[START OF Supplied data]

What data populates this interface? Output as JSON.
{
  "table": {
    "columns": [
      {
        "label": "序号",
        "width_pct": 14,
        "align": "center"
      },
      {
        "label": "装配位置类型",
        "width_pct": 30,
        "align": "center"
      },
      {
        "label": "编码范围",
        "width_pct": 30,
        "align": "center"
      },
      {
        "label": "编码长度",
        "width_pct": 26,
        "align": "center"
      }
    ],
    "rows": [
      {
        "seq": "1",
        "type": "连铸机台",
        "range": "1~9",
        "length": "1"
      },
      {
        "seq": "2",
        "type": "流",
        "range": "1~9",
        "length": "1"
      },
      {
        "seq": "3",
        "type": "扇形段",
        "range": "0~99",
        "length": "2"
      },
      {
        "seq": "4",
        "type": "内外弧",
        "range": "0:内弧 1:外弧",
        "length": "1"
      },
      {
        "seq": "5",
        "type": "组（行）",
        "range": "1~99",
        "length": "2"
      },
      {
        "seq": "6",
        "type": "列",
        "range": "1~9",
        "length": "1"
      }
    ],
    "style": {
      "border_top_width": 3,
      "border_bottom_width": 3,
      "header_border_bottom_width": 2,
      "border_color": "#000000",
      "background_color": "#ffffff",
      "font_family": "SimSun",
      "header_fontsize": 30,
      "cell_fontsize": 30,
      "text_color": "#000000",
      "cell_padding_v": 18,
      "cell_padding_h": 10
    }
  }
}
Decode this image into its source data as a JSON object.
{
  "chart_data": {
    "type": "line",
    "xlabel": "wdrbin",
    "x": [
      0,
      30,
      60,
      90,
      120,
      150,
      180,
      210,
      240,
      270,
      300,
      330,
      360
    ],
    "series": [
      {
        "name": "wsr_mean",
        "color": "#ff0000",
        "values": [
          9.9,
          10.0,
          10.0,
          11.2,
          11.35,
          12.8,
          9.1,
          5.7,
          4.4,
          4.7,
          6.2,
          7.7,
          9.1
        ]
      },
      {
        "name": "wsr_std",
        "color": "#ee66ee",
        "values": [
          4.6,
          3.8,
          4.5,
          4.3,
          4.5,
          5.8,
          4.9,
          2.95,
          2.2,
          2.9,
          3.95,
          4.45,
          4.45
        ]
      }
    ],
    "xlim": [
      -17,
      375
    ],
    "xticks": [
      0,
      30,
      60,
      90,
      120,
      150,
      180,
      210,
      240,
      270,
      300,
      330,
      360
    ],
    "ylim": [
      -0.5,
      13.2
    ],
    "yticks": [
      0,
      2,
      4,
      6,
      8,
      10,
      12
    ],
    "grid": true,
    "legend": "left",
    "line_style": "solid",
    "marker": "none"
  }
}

[END OF Supplied data]

**Task statement**. Only the number is required: the count of lines containing the word "type".

**The solution**. 7